(WHAT IS NEEDED) Extract every line of the material that holds the string "Cadastro".
━━━━━━━━
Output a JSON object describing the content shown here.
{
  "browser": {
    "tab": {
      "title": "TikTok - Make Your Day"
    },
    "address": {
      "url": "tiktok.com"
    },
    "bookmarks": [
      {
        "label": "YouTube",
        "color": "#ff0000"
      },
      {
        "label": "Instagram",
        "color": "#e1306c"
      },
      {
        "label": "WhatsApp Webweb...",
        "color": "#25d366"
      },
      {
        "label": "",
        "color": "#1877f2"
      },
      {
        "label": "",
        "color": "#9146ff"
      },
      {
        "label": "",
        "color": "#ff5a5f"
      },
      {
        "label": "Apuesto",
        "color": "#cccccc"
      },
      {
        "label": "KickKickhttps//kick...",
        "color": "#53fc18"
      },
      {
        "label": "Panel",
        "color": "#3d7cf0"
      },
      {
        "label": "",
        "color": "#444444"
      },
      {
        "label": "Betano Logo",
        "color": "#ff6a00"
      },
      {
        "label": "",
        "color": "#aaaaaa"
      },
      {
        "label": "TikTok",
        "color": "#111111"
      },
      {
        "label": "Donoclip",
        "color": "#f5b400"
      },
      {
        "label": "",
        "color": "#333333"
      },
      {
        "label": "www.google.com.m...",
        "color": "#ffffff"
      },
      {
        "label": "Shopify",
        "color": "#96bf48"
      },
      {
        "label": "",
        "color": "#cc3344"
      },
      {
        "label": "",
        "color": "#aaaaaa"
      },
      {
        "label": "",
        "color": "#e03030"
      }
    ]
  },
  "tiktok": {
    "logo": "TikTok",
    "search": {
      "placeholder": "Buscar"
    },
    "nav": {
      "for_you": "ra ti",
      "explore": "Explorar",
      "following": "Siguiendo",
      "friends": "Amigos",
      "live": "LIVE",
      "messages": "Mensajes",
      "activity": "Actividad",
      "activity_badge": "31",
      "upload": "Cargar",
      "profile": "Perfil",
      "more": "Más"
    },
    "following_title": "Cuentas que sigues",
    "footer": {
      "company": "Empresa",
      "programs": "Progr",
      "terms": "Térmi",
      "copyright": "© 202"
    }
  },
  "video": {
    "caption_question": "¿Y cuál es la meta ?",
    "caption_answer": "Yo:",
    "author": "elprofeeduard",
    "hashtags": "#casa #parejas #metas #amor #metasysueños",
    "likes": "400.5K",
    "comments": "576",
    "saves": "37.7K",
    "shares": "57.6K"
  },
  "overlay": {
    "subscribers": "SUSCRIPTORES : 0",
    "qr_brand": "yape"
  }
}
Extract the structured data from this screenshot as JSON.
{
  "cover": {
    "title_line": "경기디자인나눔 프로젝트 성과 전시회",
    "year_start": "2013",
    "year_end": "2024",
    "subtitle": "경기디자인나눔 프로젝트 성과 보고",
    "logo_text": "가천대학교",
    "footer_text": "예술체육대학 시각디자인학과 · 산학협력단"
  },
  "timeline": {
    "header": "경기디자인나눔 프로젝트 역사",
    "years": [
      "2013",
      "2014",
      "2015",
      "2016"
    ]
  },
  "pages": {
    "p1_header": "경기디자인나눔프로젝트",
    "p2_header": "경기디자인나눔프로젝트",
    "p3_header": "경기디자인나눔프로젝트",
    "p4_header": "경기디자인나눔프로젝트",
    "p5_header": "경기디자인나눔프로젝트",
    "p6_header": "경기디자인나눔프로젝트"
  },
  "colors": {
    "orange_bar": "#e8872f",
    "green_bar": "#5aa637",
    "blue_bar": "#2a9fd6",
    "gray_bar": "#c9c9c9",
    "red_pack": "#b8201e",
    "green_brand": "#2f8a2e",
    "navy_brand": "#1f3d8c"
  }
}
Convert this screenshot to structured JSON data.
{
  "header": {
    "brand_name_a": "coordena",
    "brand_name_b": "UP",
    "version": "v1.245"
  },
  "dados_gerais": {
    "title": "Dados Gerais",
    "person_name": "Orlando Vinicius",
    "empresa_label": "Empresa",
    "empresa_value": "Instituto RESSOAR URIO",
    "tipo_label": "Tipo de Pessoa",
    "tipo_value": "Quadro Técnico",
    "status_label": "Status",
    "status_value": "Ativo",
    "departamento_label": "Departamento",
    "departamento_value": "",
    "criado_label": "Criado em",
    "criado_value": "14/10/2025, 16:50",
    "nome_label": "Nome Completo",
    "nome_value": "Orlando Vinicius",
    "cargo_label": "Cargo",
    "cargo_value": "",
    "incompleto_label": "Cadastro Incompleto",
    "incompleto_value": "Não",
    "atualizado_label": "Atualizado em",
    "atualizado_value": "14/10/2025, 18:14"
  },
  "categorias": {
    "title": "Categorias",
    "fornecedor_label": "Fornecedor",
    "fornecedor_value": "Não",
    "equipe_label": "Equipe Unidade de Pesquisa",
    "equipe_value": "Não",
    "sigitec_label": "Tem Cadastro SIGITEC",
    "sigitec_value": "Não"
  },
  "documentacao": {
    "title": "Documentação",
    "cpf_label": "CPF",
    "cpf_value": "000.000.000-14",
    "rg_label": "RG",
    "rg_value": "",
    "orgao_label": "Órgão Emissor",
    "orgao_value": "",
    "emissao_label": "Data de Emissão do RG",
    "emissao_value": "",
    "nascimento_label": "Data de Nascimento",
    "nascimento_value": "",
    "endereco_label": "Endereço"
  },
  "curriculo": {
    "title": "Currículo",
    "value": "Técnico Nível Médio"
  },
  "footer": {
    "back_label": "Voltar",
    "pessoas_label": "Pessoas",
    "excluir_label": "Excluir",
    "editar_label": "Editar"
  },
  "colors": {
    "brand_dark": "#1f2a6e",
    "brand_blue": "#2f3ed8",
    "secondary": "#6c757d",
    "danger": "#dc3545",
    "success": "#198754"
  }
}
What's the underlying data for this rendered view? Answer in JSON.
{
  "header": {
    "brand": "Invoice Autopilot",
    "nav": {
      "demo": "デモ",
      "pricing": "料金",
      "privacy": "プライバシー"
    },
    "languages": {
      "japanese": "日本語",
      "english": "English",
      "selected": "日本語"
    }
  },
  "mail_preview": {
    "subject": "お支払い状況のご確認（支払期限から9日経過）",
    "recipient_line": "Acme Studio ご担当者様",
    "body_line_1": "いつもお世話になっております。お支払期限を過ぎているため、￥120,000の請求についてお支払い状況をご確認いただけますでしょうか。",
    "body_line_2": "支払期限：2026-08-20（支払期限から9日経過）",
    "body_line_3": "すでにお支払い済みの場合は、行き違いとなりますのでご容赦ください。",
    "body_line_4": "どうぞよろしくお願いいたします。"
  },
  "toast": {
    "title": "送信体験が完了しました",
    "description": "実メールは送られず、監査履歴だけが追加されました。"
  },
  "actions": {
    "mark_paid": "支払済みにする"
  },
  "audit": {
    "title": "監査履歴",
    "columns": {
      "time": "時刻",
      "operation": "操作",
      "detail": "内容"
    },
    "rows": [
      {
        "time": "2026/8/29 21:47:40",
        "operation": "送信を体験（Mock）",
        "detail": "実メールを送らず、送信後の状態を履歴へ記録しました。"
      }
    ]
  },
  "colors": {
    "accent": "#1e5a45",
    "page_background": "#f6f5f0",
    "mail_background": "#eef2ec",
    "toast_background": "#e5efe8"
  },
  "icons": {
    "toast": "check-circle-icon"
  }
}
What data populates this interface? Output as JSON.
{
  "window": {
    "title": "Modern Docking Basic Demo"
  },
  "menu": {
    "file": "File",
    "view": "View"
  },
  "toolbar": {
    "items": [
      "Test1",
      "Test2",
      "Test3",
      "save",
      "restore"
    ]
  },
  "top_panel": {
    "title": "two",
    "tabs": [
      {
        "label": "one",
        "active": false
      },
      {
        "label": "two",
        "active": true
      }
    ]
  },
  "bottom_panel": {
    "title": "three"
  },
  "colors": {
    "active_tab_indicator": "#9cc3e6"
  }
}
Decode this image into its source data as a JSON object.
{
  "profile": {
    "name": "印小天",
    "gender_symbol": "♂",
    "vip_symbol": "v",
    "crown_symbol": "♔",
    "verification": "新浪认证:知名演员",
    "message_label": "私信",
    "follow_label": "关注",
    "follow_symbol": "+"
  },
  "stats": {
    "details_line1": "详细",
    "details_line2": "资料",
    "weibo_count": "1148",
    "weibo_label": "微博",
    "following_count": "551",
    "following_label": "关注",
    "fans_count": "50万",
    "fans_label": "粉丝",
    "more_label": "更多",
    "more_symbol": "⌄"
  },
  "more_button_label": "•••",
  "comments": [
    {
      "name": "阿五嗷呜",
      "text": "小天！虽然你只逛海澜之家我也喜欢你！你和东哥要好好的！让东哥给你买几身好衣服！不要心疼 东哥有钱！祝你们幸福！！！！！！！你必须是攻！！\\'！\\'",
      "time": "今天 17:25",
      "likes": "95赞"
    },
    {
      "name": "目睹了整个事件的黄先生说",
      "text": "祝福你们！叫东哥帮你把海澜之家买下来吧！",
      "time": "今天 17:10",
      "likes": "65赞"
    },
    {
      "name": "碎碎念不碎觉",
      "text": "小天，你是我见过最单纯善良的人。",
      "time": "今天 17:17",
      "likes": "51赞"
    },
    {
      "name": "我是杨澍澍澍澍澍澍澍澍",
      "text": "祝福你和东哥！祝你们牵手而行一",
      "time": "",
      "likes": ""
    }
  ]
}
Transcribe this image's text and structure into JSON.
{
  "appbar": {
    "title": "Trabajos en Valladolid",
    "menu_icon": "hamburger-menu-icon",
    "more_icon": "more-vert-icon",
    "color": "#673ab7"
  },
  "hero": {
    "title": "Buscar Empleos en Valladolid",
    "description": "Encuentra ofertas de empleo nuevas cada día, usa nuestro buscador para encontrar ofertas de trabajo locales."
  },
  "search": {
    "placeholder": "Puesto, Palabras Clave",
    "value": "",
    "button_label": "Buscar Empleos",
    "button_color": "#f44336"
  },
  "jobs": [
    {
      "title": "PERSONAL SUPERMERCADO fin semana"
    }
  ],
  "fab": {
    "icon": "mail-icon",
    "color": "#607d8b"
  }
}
━━━━━━━━
(SOLUTION FOR THIS TASK)
    "incompleto_label": "Cadastro Incompleto",
    "sigitec_label": "Tem Cadastro SIGITEC",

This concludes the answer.